• [Given exercise]:
The records that follow are to be transcribed in full, without their images.

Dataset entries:
- - - - -

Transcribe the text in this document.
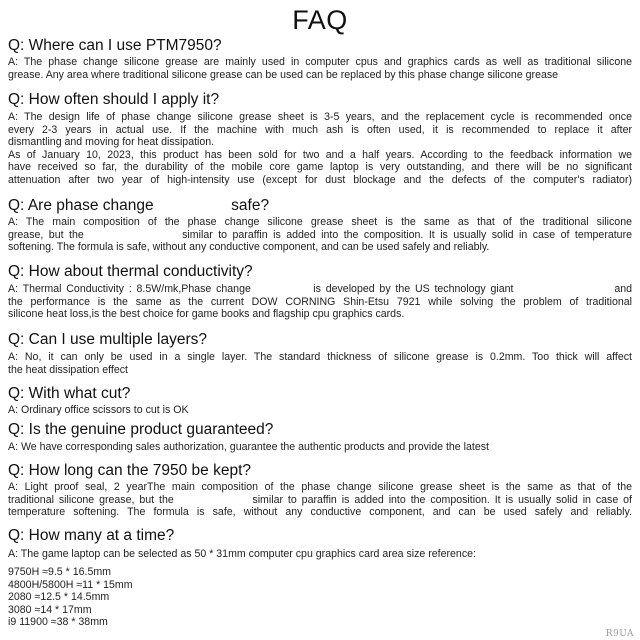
FAQ
Q: Where can I use PTM7950?
A: The phase change silicone grease are mainly used in computer cpus and graphics cards as well as traditional silicone
grease. Any area where traditional silicone grease can be used can be replaced by this phase change silicone grease
Q: How often should I apply it?
A: The design life of phase change silicone grease sheet is 3-5 years, and the replacement cycle is recommended once
every 2-3 years in actual use. If the machine with much ash is often used, it is recommended to replace it after
dismantling and moving for heat dissipation.
As of January 10, 2023, this product has been sold for two and a half years. According to the feedback information we
have received so far, the durability of the mobile core game laptop is very outstanding, and there will be no significant
attenuation after two year of high-intensity use (except for dust blockage and the defects of the computer's radiator)
Q: Are phase change                  safe?
A: The main composition of the phase change silicone grease sheet is the same as that of the traditional silicone
grease, but the                  similar to paraffin is added into the composition. It is usually solid in case of temperature
softening. The formula is safe, without any conductive component, and can be used safely and reliably.
Q: How about thermal conductivity?
A: Thermal Conductivity : 8.5W/mk,Phase change             is developed by the US technology giant                     and
the performance is the same as the current DOW CORNING Shin-Etsu 7921 while solving the problem of traditional
silicone heat loss,is the best choice for game books and flagship cpu graphics cards.
Q: Can I use multiple layers?
A: No, it can only be used in a single layer. The standard thickness of silicone grease is 0.2mm. Too thick will affect
the heat dissipation effect
Q: With what cut?
A: Ordinary office scissors to cut is OK
Q: Is the genuine product guaranteed?
A: We have corresponding sales authorization, guarantee the authentic products and provide the latest
Q: How long can the 7950 be kept?
A: Light proof seal, 2 yearThe main composition of the phase change silicone grease sheet is the same as that of the
traditional silicone grease, but the                similar to paraffin is added into the composition. It is usually solid in case of
temperature softening. The formula is safe, without any conductive component, and can be used safely and reliably.
Q: How many at a time?
A: The game laptop can be selected as 50 * 31mm computer cpu graphics card area size reference:
9750H ≈9.5 * 16.5mm
4800H/5800H ≈11 * 15mm
2080 ≈12.5 * 14.5mm
3080 ≈14 * 17mm
i9 11900 ≈38 * 38mm
R9UA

- - - - -

• [Full solution]:
Transcribe the text in this document.
FAQ
Q: Where can I use PTM7950?
A: The phase change silicone grease are mainly used in computer cpus and graphics cards as well as traditional silicone
grease. Any area where traditional silicone grease can be used can be replaced by this phase change silicone grease
Q: How often should I apply it?
A: The design life of phase change silicone grease sheet is 3-5 years, and the replacement cycle is recommended once
every 2-3 years in actual use. If the machine with much ash is often used, it is recommended to replace it after
dismantling and moving for heat dissipation.
As of January 10, 2023, this product has been sold for two and a half years. According to the feedback information we
have received so far, the durability of the mobile core game laptop is very outstanding, and there will be no significant
attenuation after two year of high-intensity use (except for dust blockage and the defects of the computer's radiator)
Q: Are phase change                  safe?
A: The main composition of the phase change silicone grease sheet is the same as that of the traditional silicone
grease, but the                  similar to paraffin is added into the composition. It is usually solid in case of temperature
softening. The formula is safe, without any conductive component, and can be used safely and reliably.
Q: How about thermal conductivity?
A: Thermal Conductivity : 8.5W/mk,Phase change             is developed by the US technology giant                     and
the performance is the same as the current DOW CORNING Shin-Etsu 7921 while solving the problem of traditional
silicone heat loss,is the best choice for game books and flagship cpu graphics cards.
Q: Can I use multiple layers?
A: No, it can only be used in a single layer. The standard thickness of silicone grease is 0.2mm. Too thick will affect
the heat dissipation effect
Q: With what cut?
A: Ordinary office scissors to cut is OK
Q: Is the genuine product guaranteed?
A: We have corresponding sales authorization, guarantee the authentic products and provide the latest
Q: How long can the 7950 be kept?
A: Light proof seal, 2 yearThe main composition of the phase change silicone grease sheet is the same as that of the
traditional silicone grease, but the                similar to paraffin is added into the composition. It is usually solid in case of
temperature softening. The formula is safe, without any conductive component, and can be used safely and reliably.
Q: How many at a time?
A: The game laptop can be selected as 50 * 31mm computer cpu graphics card area size reference:
9750H ≈9.5 * 16.5mm
4800H/5800H ≈11 * 15mm
2080 ≈12.5 * 14.5mm
3080 ≈14 * 17mm
i9 11900 ≈38 * 38mm
R9UA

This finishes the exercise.